PROVIDED MATERIAL:
+++
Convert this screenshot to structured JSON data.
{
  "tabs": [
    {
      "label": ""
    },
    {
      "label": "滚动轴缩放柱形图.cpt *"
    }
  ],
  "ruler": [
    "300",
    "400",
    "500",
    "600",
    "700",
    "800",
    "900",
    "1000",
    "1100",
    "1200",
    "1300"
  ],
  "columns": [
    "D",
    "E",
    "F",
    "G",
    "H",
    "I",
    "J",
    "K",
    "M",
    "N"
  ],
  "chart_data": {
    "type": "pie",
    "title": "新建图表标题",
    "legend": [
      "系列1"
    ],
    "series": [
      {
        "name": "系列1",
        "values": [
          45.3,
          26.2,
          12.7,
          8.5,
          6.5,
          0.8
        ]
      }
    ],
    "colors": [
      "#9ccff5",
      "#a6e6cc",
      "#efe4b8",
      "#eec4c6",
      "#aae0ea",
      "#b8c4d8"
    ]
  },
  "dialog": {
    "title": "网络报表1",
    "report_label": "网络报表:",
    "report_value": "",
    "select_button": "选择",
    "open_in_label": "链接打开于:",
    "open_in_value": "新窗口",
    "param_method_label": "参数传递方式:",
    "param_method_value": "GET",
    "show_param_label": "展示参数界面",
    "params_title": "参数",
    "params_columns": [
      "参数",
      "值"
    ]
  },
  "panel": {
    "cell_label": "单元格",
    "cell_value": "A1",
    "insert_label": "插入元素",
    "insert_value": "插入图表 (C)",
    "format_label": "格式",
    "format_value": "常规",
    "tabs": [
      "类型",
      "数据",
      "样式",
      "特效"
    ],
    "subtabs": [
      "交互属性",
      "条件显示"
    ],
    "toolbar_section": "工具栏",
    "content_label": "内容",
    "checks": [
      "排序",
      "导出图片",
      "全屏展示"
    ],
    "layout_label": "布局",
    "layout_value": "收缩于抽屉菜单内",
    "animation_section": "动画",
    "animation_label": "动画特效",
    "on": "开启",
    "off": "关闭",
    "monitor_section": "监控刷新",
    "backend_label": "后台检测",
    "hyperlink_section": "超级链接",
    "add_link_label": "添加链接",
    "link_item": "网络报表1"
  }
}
+++
INSTRUCTIONS FOR THE TASK: Provide an exact reproduction of all the entries shown above.

EXPECTED OUTPUT:
Convert this screenshot to structured JSON data.
{
  "tabs": [
    {
      "label": ""
    },
    {
      "label": "滚动轴缩放柱形图.cpt *"
    }
  ],
  "ruler": [
    "300",
    "400",
    "500",
    "600",
    "700",
    "800",
    "900",
    "1000",
    "1100",
    "1200",
    "1300"
  ],
  "columns": [
    "D",
    "E",
    "F",
    "G",
    "H",
    "I",
    "J",
    "K",
    "M",
    "N"
  ],
  "chart_data": {
    "type": "pie",
    "title": "新建图表标题",
    "legend": [
      "系列1"
    ],
    "series": [
      {
        "name": "系列1",
        "values": [
          45.3,
          26.2,
          12.7,
          8.5,
          6.5,
          0.8
        ]
      }
    ],
    "colors": [
      "#9ccff5",
      "#a6e6cc",
      "#efe4b8",
      "#eec4c6",
      "#aae0ea",
      "#b8c4d8"
    ]
  },
  "dialog": {
    "title": "网络报表1",
    "report_label": "网络报表:",
    "report_value": "",
    "select_button": "选择",
    "open_in_label": "链接打开于:",
    "open_in_value": "新窗口",
    "param_method_label": "参数传递方式:",
    "param_method_value": "GET",
    "show_param_label": "展示参数界面",
    "params_title": "参数",
    "params_columns": [
      "参数",
      "值"
    ]
  },
  "panel": {
    "cell_label": "单元格",
    "cell_value": "A1",
    "insert_label": "插入元素",
    "insert_value": "插入图表 (C)",
    "format_label": "格式",
    "format_value": "常规",
    "tabs": [
      "类型",
      "数据",
      "样式",
      "特效"
    ],
    "subtabs": [
      "交互属性",
      "条件显示"
    ],
    "toolbar_section": "工具栏",
    "content_label": "内容",
    "checks": [
      "排序",
      "导出图片",
      "全屏展示"
    ],
    "layout_label": "布局",
    "layout_value": "收缩于抽屉菜单内",
    "animation_section": "动画",
    "animation_label": "动画特效",
    "on": "开启",
    "off": "关闭",
    "monitor_section": "监控刷新",
    "backend_label": "后台检测",
    "hyperlink_section": "超级链接",
    "add_link_label": "添加链接",
    "link_item": "网络报表1"
  }
}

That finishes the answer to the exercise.